(Given entries):
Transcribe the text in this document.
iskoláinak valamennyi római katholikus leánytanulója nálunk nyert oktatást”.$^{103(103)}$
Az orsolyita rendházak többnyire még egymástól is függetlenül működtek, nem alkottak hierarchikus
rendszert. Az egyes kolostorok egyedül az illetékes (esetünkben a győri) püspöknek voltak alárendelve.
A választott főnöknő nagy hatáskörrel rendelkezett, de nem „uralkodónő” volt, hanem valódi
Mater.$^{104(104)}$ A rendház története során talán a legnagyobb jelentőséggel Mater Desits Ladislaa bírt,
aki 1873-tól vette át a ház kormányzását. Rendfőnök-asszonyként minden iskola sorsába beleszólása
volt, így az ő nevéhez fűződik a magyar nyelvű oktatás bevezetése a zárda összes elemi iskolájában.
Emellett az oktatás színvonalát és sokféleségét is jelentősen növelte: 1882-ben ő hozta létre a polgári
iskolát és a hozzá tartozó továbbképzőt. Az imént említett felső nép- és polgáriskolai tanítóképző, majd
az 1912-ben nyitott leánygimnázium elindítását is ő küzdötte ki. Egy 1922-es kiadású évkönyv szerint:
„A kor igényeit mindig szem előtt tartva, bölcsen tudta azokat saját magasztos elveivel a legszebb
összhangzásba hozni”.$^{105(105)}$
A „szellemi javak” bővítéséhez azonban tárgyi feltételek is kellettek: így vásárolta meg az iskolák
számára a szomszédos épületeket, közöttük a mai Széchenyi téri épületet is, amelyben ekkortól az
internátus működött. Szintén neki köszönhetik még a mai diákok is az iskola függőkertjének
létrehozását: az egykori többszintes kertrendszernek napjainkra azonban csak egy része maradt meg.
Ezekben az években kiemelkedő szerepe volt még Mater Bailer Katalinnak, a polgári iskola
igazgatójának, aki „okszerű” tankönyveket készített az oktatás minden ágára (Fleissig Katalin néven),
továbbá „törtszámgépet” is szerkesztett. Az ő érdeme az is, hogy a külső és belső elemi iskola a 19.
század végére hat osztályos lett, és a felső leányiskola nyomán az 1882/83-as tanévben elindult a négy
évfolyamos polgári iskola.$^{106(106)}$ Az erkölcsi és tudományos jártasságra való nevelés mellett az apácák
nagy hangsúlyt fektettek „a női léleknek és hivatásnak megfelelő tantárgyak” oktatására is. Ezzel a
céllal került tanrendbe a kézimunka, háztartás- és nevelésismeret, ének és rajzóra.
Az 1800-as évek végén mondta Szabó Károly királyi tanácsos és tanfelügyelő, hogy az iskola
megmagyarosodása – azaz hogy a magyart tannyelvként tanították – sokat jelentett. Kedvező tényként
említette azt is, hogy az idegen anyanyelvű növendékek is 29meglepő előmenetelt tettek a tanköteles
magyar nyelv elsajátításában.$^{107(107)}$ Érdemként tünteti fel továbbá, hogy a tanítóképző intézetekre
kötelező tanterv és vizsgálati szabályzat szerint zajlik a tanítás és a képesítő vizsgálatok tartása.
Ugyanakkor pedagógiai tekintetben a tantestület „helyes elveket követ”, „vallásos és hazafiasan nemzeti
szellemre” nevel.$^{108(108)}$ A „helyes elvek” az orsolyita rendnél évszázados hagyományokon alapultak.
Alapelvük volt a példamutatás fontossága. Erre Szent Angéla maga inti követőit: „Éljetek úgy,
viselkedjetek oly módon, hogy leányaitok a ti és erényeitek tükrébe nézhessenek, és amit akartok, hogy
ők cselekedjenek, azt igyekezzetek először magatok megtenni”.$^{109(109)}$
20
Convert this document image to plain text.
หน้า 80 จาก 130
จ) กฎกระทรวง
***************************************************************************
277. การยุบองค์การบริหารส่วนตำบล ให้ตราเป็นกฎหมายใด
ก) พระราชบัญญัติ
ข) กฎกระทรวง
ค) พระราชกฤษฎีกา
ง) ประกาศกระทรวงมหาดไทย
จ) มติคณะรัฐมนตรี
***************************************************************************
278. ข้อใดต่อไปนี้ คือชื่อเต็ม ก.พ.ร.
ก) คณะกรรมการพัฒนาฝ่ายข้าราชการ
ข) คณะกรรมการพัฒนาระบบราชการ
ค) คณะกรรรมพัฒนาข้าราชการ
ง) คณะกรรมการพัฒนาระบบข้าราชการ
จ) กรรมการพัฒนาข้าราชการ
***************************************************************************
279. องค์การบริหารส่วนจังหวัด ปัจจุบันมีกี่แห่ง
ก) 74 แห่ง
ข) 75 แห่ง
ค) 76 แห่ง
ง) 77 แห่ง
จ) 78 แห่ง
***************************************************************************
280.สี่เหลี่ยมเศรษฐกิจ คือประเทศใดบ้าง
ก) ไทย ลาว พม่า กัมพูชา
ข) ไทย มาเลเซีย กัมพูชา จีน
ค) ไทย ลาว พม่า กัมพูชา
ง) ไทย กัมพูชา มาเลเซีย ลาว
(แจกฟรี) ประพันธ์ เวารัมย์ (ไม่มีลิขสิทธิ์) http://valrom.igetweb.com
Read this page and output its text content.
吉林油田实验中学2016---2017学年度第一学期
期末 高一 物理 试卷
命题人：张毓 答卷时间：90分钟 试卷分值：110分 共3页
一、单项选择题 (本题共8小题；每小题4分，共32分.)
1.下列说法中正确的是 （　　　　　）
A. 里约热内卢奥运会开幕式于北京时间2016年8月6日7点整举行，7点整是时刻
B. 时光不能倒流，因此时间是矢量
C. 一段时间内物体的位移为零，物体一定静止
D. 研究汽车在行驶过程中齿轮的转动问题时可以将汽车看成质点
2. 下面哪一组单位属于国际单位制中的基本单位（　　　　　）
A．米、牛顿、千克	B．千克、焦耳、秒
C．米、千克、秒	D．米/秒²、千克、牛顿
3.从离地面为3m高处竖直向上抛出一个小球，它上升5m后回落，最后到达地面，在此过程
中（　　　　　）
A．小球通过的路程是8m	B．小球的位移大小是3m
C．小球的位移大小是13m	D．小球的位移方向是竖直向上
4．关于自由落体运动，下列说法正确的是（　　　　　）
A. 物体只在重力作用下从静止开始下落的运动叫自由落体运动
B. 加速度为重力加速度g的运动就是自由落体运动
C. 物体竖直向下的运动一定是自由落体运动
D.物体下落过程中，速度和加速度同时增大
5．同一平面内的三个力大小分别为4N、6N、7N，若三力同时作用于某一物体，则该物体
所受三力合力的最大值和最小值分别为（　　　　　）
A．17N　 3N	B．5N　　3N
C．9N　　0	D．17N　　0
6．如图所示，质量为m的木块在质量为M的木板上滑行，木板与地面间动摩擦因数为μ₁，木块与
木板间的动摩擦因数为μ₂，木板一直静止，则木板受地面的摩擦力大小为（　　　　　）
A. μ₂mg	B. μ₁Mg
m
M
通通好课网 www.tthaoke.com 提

(Problem details):
Looking at the data above, how many lines hold the word "elemi"? Respond with the number alone.

(Response):
2